**Direction:**
Go through the entries below and pick out every line with "text".

**Entries provided:**
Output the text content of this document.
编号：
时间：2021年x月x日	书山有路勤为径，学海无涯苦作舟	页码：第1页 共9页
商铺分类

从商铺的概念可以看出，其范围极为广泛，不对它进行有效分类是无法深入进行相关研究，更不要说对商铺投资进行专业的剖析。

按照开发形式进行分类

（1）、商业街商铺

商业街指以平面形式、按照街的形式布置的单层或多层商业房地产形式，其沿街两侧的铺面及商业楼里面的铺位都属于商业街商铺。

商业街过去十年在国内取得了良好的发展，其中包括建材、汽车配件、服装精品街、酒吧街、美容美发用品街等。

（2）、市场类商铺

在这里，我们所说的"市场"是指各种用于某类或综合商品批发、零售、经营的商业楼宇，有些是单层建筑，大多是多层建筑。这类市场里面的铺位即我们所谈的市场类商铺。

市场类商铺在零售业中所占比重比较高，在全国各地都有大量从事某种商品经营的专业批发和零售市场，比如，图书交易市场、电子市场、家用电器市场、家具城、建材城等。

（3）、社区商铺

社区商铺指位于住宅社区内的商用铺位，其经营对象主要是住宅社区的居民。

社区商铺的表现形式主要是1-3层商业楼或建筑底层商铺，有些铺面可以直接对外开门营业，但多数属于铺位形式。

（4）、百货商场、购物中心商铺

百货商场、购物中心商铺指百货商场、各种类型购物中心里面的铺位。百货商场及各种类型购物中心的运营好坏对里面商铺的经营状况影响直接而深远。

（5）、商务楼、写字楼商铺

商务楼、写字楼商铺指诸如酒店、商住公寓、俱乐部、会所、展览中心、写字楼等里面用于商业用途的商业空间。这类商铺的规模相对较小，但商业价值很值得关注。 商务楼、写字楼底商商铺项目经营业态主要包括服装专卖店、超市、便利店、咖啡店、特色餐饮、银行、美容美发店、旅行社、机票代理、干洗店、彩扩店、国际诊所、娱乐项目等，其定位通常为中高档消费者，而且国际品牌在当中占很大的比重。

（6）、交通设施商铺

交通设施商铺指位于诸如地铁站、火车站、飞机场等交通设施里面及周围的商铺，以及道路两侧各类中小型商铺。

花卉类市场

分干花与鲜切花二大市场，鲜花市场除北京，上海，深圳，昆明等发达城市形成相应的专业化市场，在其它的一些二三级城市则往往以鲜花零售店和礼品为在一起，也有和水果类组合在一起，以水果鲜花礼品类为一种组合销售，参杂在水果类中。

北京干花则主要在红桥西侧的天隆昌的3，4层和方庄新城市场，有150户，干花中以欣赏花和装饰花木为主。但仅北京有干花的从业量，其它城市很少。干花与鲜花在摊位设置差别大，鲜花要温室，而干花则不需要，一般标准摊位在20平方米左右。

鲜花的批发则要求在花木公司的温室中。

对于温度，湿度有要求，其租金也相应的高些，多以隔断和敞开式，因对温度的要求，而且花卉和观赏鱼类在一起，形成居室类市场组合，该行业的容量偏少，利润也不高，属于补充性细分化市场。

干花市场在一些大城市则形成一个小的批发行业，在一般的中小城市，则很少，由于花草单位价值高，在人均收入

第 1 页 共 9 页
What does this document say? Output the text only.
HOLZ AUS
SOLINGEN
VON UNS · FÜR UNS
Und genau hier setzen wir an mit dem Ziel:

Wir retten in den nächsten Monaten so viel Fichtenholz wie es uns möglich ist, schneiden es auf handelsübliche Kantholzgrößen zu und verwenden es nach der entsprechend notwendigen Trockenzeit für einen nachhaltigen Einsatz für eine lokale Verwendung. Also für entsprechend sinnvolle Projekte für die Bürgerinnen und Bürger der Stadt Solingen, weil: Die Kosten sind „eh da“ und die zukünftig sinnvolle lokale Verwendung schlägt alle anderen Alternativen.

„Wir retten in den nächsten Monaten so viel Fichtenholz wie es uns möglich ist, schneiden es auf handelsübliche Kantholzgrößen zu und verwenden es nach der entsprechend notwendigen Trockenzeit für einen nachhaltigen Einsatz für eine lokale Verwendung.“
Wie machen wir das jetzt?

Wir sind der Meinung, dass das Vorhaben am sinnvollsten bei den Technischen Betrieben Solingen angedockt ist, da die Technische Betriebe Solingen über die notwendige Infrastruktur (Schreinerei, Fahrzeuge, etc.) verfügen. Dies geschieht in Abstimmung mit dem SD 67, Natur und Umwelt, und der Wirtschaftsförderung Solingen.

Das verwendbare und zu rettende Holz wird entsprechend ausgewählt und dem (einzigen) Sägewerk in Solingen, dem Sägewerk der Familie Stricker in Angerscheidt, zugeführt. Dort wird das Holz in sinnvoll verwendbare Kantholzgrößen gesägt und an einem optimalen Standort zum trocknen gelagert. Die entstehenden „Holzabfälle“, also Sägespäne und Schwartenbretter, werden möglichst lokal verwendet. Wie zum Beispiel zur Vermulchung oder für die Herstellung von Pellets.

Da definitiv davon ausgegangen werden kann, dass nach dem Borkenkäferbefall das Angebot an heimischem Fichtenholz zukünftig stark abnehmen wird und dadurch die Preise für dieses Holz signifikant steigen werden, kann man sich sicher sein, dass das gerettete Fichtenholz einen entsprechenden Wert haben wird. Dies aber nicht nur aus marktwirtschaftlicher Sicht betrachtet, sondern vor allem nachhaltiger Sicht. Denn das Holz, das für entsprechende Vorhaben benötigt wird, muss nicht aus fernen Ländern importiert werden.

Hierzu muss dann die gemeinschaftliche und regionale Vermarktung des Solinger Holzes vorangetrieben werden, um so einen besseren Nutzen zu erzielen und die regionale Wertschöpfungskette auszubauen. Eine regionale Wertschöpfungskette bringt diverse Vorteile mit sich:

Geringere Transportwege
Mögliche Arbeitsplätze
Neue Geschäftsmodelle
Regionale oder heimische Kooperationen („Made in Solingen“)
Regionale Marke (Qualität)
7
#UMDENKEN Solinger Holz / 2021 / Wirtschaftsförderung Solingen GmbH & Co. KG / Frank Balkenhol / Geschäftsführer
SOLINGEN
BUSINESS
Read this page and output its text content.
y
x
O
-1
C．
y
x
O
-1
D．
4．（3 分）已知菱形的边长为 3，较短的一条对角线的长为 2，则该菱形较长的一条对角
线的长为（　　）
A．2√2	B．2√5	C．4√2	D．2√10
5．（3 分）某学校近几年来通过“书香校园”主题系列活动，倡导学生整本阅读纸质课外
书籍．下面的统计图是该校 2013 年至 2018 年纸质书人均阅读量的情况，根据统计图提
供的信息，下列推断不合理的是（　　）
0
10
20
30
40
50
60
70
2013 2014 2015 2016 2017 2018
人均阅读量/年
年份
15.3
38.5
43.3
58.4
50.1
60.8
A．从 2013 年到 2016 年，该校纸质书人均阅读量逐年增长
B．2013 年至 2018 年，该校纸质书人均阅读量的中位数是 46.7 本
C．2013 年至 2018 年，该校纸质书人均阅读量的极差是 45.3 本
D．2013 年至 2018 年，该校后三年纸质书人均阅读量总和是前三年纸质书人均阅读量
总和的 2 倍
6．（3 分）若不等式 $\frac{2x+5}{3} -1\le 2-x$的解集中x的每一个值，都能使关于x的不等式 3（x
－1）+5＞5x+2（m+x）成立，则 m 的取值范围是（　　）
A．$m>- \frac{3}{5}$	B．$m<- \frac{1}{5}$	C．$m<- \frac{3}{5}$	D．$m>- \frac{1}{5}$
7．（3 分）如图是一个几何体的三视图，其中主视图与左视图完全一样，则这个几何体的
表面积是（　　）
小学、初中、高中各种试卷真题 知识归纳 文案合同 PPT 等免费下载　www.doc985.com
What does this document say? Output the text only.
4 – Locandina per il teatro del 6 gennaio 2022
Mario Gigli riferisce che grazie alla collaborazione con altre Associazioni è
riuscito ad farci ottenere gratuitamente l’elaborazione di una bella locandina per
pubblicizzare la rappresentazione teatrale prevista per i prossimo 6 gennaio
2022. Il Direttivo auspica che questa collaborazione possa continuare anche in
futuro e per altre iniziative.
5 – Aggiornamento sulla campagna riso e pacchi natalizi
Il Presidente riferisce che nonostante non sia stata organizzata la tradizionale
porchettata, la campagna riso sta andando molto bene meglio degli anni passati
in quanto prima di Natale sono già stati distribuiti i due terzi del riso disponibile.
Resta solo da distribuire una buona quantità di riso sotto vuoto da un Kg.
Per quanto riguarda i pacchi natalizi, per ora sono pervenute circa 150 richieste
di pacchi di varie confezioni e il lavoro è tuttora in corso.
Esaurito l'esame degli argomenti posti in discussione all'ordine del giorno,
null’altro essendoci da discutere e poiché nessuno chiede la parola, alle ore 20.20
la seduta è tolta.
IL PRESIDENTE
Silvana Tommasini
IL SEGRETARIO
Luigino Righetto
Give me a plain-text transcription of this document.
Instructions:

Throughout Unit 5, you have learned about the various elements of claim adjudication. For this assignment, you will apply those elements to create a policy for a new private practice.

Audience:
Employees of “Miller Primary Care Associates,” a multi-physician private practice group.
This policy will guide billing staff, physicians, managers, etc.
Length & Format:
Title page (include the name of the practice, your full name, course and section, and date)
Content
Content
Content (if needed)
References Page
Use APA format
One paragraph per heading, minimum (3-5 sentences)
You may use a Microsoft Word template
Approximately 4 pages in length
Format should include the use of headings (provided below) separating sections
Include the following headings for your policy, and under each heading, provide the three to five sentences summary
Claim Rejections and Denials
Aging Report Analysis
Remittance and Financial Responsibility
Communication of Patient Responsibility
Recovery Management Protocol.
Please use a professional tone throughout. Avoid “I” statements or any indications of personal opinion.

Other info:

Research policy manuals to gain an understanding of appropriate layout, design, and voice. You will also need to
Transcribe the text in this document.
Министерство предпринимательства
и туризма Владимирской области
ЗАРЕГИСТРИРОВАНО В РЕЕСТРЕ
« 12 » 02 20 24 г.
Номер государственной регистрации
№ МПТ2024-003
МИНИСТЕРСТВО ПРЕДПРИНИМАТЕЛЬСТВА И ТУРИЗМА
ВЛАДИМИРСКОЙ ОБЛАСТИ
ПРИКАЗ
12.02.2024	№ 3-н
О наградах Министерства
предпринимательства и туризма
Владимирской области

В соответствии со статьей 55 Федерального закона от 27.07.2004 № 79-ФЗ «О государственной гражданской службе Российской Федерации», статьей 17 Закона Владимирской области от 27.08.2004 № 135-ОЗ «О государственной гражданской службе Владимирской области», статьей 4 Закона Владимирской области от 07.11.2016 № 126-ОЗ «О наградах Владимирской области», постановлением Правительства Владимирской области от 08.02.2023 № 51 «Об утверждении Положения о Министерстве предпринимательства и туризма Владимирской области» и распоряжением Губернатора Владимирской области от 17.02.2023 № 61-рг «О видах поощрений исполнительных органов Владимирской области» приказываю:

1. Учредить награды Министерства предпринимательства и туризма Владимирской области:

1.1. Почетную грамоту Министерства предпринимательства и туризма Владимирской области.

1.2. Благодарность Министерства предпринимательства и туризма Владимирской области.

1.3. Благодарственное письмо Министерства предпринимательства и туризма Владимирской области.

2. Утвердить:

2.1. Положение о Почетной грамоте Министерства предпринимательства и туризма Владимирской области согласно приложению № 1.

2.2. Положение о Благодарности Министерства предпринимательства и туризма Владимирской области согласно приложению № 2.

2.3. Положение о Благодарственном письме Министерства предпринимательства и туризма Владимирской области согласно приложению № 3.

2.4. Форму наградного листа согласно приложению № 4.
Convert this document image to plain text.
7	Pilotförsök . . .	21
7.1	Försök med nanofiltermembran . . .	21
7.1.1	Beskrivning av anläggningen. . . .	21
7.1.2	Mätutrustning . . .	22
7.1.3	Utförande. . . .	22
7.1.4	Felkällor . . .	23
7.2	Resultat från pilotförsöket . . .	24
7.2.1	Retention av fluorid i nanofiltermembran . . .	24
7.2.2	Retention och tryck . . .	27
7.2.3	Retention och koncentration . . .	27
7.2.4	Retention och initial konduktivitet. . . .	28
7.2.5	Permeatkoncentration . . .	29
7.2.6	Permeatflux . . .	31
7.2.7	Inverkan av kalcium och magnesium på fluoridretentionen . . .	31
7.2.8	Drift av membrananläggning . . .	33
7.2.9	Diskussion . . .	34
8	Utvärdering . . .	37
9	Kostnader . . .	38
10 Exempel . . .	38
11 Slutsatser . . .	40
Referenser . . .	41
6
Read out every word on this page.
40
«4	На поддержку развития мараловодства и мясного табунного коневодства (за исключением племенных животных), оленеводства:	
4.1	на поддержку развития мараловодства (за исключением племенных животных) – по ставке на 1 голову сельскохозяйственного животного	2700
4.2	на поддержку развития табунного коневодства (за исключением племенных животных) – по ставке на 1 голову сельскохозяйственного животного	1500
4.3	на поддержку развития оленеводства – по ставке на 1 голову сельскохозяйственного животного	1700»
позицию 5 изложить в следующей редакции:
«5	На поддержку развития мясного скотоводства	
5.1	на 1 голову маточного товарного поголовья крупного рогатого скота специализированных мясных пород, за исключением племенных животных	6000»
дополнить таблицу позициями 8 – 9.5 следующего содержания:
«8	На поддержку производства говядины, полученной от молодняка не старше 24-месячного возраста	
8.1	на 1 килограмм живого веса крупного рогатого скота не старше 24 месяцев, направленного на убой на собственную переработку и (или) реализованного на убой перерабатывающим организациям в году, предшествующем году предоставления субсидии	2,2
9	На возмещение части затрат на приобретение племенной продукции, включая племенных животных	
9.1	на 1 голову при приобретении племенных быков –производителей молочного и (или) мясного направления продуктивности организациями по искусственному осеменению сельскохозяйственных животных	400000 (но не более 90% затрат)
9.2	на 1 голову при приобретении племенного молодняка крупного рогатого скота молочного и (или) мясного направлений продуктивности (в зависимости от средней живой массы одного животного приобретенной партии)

**Answer to this task:**
Output the text content of this document.
What does this document say? Output the text only.
Read this page and output its text content.
What does this document say? Output the text only.
Give me a plain-text transcription of this document.
Transcribe the text in this document.
Convert this document image to plain text.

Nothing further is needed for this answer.